→ DIRECTIONS
Copy all the entries word for word, but omit the pictures.

BEGIN

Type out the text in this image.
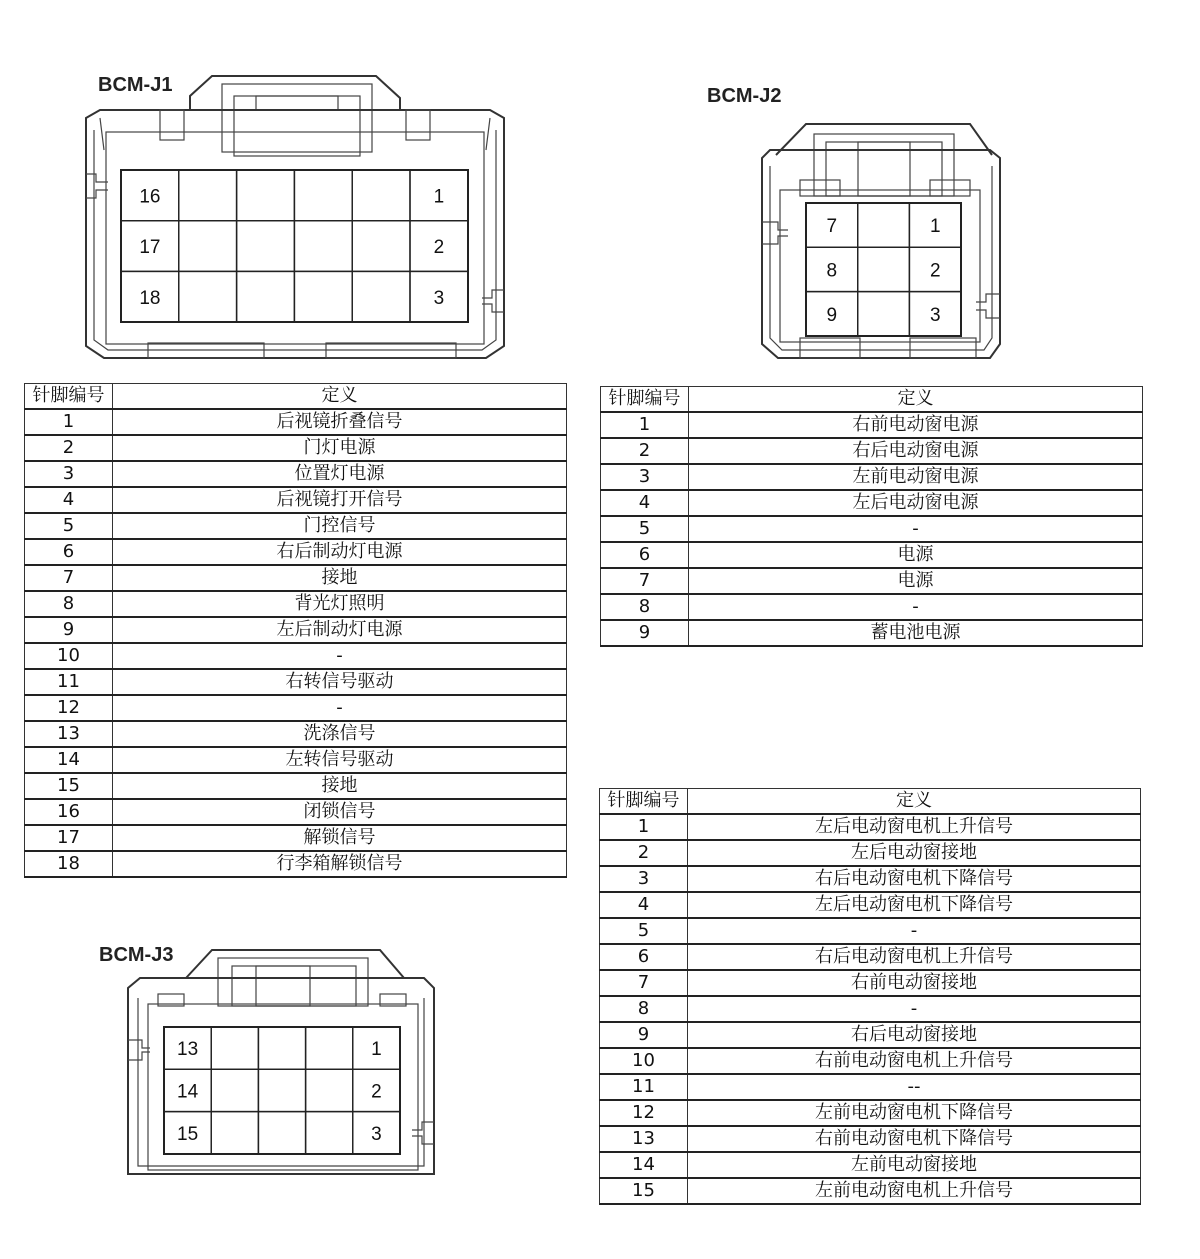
BCM-J1	BCM-J2
BCM-J3
16	1
17	2
18	3
7	1
8	2
9	3
13	1
14	2
15	3
针脚编号	定义
1	后视镜折叠信号
2	门灯电源
3	位置灯电源
4	后视镜打开信号
5	门控信号
6	右后制动灯电源
7	接地
8	背光灯照明
9	左后制动灯电源
10	-
11	右转信号驱动
12	-
13	洗涤信号
14	左转信号驱动
15	接地
16	闭锁信号
17	解锁信号
18	行李箱解锁信号
针脚编号	定义
1	右前电动窗电源
2	右后电动窗电源
3	左前电动窗电源
4	左后电动窗电源
5	-
6	电源
7	电源
8	-
9	蓄电池电源
针脚编号	定义
1	左后电动窗电机上升信号
2	左后电动窗接地
3	右后电动窗电机下降信号
4	左后电动窗电机下降信号
5	-
6	右后电动窗电机上升信号
7	右前电动窗接地
8	-
9	右后电动窗接地
10	右前电动窗电机上升信号
11	--
12	左前电动窗电机下降信号
13	右前电动窗电机下降信号
14	左前电动窗接地
15	左前电动窗电机上升信号
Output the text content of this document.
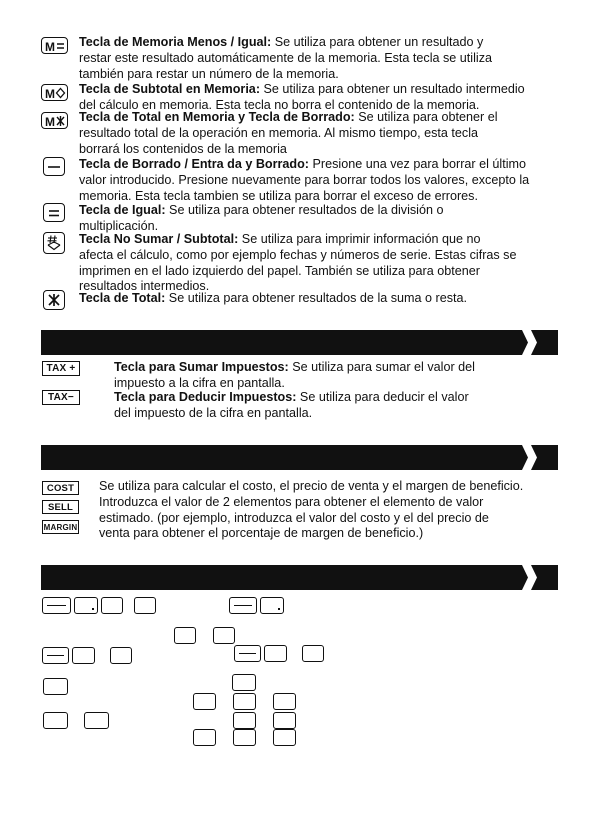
M Tecla de Memoria Menos / Igual: Se utiliza para obtener un resultado y
restar este resultado automáticamente de la memoria. Esta tecla se utiliza
también para restar un número de la memoria.
M Tecla de Subtotal en Memoria: Se utiliza para obtener un resultado intermedio
del cálculo en memoria. Esta tecla no borra el contenido de la memoria.
M Tecla de Total en Memoria y Tecla de Borrado: Se utiliza para obtener el
resultado total de la operación en memoria. Al mismo tiempo, esta tecla
borrará los contenidos de la memoria
Tecla de Borrado / Entra da y Borrado: Presione una vez para borrar el último
valor introducido. Presione nuevamente para borrar todos los valores, excepto la
memoria. Esta tecla tambien se utiliza para borrar el exceso de errores.
Tecla de Igual: Se utiliza para obtener resultados de la división o
multiplicación.
Tecla No Sumar / Subtotal: Se utiliza para imprimir información que no
afecta el cálculo, como por ejemplo fechas y números de serie. Estas cifras se
imprimen en el lado izquierdo del papel. También se utiliza para obtener
resultados intermedios.
Tecla de Total: Se utiliza para obtener resultados de la suma o resta.
TAX +
TAX−
Tecla para Sumar Impuestos: Se utiliza para sumar el valor del
impuesto a la cifra en pantalla.
Tecla para Deducir Impuestos: Se utiliza para deducir el valor
del impuesto de la cifra en pantalla.
COST
SELL
MARGIN
Se utiliza para calcular el costo, el precio de venta y el margen de beneficio.
Introduzca el valor de 2 elementos para obtener el elemento de valor
estimado. (por ejemplo, introduzca el valor del costo y el del precio de
venta para obtener el porcentaje de margen de beneficio.)
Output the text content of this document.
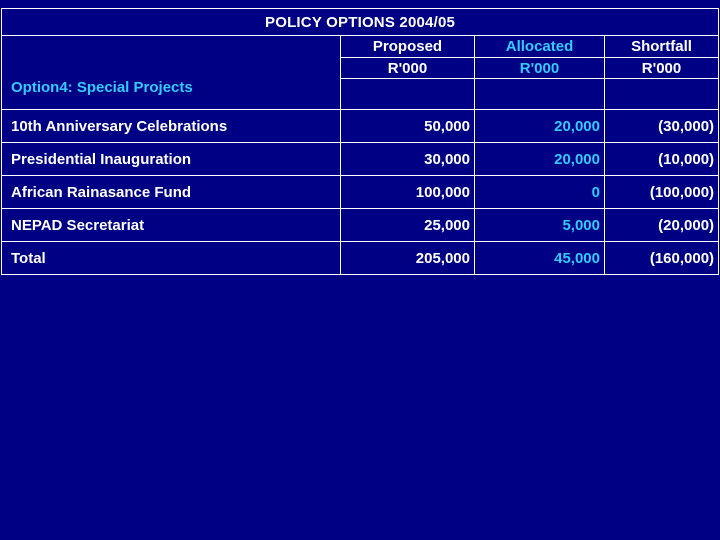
POLICY OPTIONS 2004/05			
	Proposed	Allocated	Shortfall
	R'000	R'000	R'000
Option4: Special Projects			
10th Anniversary Celebrations	50,000	20,000	(30,000)
Presidential Inauguration	30,000	20,000	(10,000)
African Rainasance Fund	100,000	0	(100,000)
NEPAD Secretariat	25,000	5,000	(20,000)
Total	205,000	45,000	(160,000)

END

→ WRITTEN RESPONSE
Type out the text in this image.
BCM-J1	BCM-J2
BCM-J3
16	1
17	2
18	3
7	1
8	2
9	3
13	1
14	2
15	3
针脚编号	定义
1	后视镜折叠信号
2	门灯电源
3	位置灯电源
4	后视镜打开信号
5	门控信号
6	右后制动灯电源
7	接地
8	背光灯照明
9	左后制动灯电源
10	-
11	右转信号驱动
12	-
13	洗涤信号
14	左转信号驱动
15	接地
16	闭锁信号
17	解锁信号
18	行李箱解锁信号
针脚编号	定义
1	右前电动窗电源
2	右后电动窗电源
3	左前电动窗电源
4	左后电动窗电源
5	-
6	电源
7	电源
8	-
9	蓄电池电源
针脚编号	定义
1	左后电动窗电机上升信号
2	左后电动窗接地
3	右后电动窗电机下降信号
4	左后电动窗电机下降信号
5	-
6	右后电动窗电机上升信号
7	右前电动窗接地
8	-
9	右后电动窗接地
10	右前电动窗电机上升信号
11	--
12	左前电动窗电机下降信号
13	右前电动窗电机下降信号
14	左前电动窗接地
15	左前电动窗电机上升信号
Output the text content of this document.
M Tecla de Memoria Menos / Igual: Se utiliza para obtener un resultado y
restar este resultado automáticamente de la memoria. Esta tecla se utiliza
también para restar un número de la memoria.
M Tecla de Subtotal en Memoria: Se utiliza para obtener un resultado intermedio
del cálculo en memoria. Esta tecla no borra el contenido de la memoria.
M Tecla de Total en Memoria y Tecla de Borrado: Se utiliza para obtener el
resultado total de la operación en memoria. Al mismo tiempo, esta tecla
borrará los contenidos de la memoria
Tecla de Borrado / Entra da y Borrado: Presione una vez para borrar el último
valor introducido. Presione nuevamente para borrar todos los valores, excepto la
memoria. Esta tecla tambien se utiliza para borrar el exceso de errores.
Tecla de Igual: Se utiliza para obtener resultados de la división o
multiplicación.
Tecla No Sumar / Subtotal: Se utiliza para imprimir información que no
afecta el cálculo, como por ejemplo fechas y números de serie. Estas cifras se
imprimen en el lado izquierdo del papel. También se utiliza para obtener
resultados intermedios.
Tecla de Total: Se utiliza para obtener resultados de la suma o resta.
TAX +
TAX−
Tecla para Sumar Impuestos: Se utiliza para sumar el valor del
impuesto a la cifra en pantalla.
Tecla para Deducir Impuestos: Se utiliza para deducir el valor
del impuesto de la cifra en pantalla.
COST
SELL
MARGIN
Se utiliza para calcular el costo, el precio de venta y el margen de beneficio.
Introduzca el valor de 2 elementos para obtener el elemento de valor
estimado. (por ejemplo, introduzca el valor del costo y el del precio de
venta para obtener el porcentaje de margen de beneficio.)
Output the text content of this document.
POLICY OPTIONS 2004/05			
	Proposed	Allocated	Shortfall
	R'000	R'000	R'000
Option4: Special Projects			
10th Anniversary Celebrations	50,000	20,000	(30,000)
Presidential Inauguration	30,000	20,000	(10,000)
African Rainasance Fund	100,000	0	(100,000)
NEPAD Secretariat	25,000	5,000	(20,000)
Total	205,000	45,000	(160,000)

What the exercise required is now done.